Supplied data
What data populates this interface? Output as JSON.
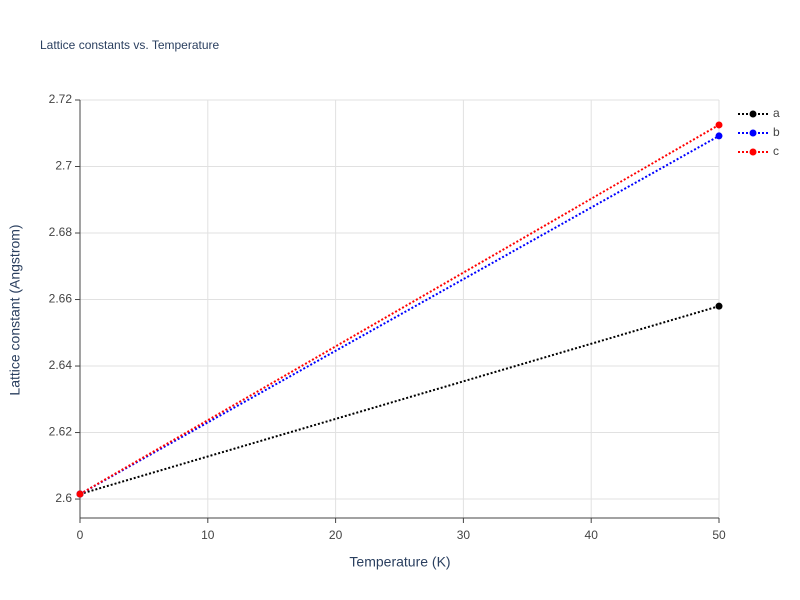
{
  "chart_data": {
    "type": "line",
    "title": "Lattice constants vs. Temperature",
    "x_label": "Temperature (K)",
    "y_label": "Lattice constant (Angstrom)",
    "x": [
      0,
      50
    ],
    "series": [
      {
        "name": "a",
        "color": "#000000",
        "values": [
          2.6015,
          2.658
        ]
      },
      {
        "name": "b",
        "color": "#0000ff",
        "values": [
          2.6015,
          2.7092
        ]
      },
      {
        "name": "c",
        "color": "#ff0000",
        "values": [
          2.6015,
          2.7125
        ]
      }
    ],
    "xlim": [
      0,
      50
    ],
    "xticks": [
      0,
      10,
      20,
      30,
      40,
      50
    ],
    "ylim": [
      2.5943,
      2.72
    ],
    "yticks": [
      2.6,
      2.62,
      2.64,
      2.66,
      2.68,
      2.7,
      2.72
    ],
    "grid": true,
    "legend": "right"
  }
}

Stated problem
Quote every entry exactly, with the pictures omitted.

Task response
What data populates this interface? Output as JSON.
{
  "chart_data": {
    "type": "line",
    "title": "Lattice constants vs. Temperature",
    "x_label": "Temperature (K)",
    "y_label": "Lattice constant (Angstrom)",
    "x": [
      0,
      50
    ],
    "series": [
      {
        "name": "a",
        "color": "#000000",
        "values": [
          2.6015,
          2.658
        ]
      },
      {
        "name": "b",
        "color": "#0000ff",
        "values": [
          2.6015,
          2.7092
        ]
      },
      {
        "name": "c",
        "color": "#ff0000",
        "values": [
          2.6015,
          2.7125
        ]
      }
    ],
    "xlim": [
      0,
      50
    ],
    "xticks": [
      0,
      10,
      20,
      30,
      40,
      50
    ],
    "ylim": [
      2.5943,
      2.72
    ],
    "yticks": [
      2.6,
      2.62,
      2.64,
      2.66,
      2.68,
      2.7,
      2.72
    ],
    "grid": true,
    "legend": "right"
  }
}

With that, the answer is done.